- _Stated task_
Update every entry below by changing each occurrence of "x-tick-label" to "x-axis-label", and keep everything else the same.

- _Record list_
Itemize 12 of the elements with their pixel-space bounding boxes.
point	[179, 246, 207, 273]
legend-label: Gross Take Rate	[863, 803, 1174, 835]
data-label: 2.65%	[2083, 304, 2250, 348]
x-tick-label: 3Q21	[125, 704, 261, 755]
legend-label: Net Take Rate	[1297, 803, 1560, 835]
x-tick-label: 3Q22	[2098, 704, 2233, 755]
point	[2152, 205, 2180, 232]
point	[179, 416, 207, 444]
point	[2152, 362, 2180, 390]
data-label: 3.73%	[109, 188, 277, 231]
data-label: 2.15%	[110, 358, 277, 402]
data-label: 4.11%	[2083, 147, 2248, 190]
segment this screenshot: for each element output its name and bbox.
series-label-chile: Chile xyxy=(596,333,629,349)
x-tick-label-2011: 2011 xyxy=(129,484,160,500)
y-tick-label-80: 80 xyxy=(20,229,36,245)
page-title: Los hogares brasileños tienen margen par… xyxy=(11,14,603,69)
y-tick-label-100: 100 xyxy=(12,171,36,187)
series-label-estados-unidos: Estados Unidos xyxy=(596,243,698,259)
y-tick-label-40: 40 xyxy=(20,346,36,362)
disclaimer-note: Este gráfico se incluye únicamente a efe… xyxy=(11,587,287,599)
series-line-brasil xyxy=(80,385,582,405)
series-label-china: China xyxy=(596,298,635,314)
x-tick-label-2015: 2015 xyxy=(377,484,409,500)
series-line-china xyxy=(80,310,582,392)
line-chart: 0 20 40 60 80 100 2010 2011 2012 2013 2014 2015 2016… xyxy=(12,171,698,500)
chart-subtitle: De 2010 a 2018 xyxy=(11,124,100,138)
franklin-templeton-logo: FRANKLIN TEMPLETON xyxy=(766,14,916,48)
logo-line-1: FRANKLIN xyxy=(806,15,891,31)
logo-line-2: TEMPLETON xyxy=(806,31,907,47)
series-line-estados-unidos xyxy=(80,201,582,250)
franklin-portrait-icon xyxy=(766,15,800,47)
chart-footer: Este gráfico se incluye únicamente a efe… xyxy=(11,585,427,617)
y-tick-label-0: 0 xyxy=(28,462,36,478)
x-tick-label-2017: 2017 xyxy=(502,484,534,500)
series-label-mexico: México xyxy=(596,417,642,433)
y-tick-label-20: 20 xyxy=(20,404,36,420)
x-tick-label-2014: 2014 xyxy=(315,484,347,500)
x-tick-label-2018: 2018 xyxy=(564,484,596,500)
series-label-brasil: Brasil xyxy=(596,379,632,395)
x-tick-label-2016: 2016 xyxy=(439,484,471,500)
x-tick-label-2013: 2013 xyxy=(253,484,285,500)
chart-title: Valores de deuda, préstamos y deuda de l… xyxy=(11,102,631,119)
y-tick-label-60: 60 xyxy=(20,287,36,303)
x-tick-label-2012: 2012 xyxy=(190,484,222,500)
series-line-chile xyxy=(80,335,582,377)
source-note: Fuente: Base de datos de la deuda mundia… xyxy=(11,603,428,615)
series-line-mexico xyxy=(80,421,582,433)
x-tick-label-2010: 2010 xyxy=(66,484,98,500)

- _Answer below_
Itemize 12 of the elements with their pixel-space bounding boxes.
point	[179, 246, 207, 273]
legend-label: Gross Take Rate	[863, 803, 1174, 835]
data-label: 2.65%	[2083, 304, 2250, 348]
x-axis-label: 3Q21	[125, 704, 261, 755]
legend-label: Net Take Rate	[1297, 803, 1560, 835]
x-axis-label: 3Q22	[2098, 704, 2233, 755]
point	[2152, 205, 2180, 232]
point	[179, 416, 207, 444]
point	[2152, 362, 2180, 390]
data-label: 3.73%	[109, 188, 277, 231]
data-label: 2.15%	[110, 358, 277, 402]
data-label: 4.11%	[2083, 147, 2248, 190]
segment this screenshot: for each element output its name and bbox.
series-label-chile: Chile xyxy=(596,333,629,349)
x-axis-label-2011: 2011 xyxy=(129,484,160,500)
y-tick-label-80: 80 xyxy=(20,229,36,245)
page-title: Los hogares brasileños tienen margen par… xyxy=(11,14,603,69)
y-tick-label-100: 100 xyxy=(12,171,36,187)
series-label-estados-unidos: Estados Unidos xyxy=(596,243,698,259)
y-tick-label-40: 40 xyxy=(20,346,36,362)
disclaimer-note: Este gráfico se incluye únicamente a efe… xyxy=(11,587,287,599)
series-line-brasil xyxy=(80,385,582,405)
series-label-china: China xyxy=(596,298,635,314)
x-axis-label-2015: 2015 xyxy=(377,484,409,500)
series-line-china xyxy=(80,310,582,392)
line-chart: 0 20 40 60 80 100 2010 2011 2012 2013 2014 2015 2016… xyxy=(12,171,698,500)
chart-subtitle: De 2010 a 2018 xyxy=(11,124,100,138)
franklin-templeton-logo: FRANKLIN TEMPLETON xyxy=(766,14,916,48)
logo-line-1: FRANKLIN xyxy=(806,15,891,31)
logo-line-2: TEMPLETON xyxy=(806,31,907,47)
series-line-estados-unidos xyxy=(80,201,582,250)
franklin-portrait-icon xyxy=(766,15,800,47)
chart-footer: Este gráfico se incluye únicamente a efe… xyxy=(11,585,427,617)
y-tick-label-0: 0 xyxy=(28,462,36,478)
x-axis-label-2017: 2017 xyxy=(502,484,534,500)
series-label-mexico: México xyxy=(596,417,642,433)
y-tick-label-20: 20 xyxy=(20,404,36,420)
x-axis-label-2014: 2014 xyxy=(315,484,347,500)
x-axis-label-2018: 2018 xyxy=(564,484,596,500)
series-label-brasil: Brasil xyxy=(596,379,632,395)
x-axis-label-2016: 2016 xyxy=(439,484,471,500)
x-axis-label-2013: 2013 xyxy=(253,484,285,500)
chart-title: Valores de deuda, préstamos y deuda de l… xyxy=(11,102,631,119)
y-tick-label-60: 60 xyxy=(20,287,36,303)
x-axis-label-2012: 2012 xyxy=(190,484,222,500)
series-line-chile xyxy=(80,335,582,377)
source-note: Fuente: Base de datos de la deuda mundia… xyxy=(11,603,428,615)
series-line-mexico xyxy=(80,421,582,433)
x-axis-label-2010: 2010 xyxy=(66,484,98,500)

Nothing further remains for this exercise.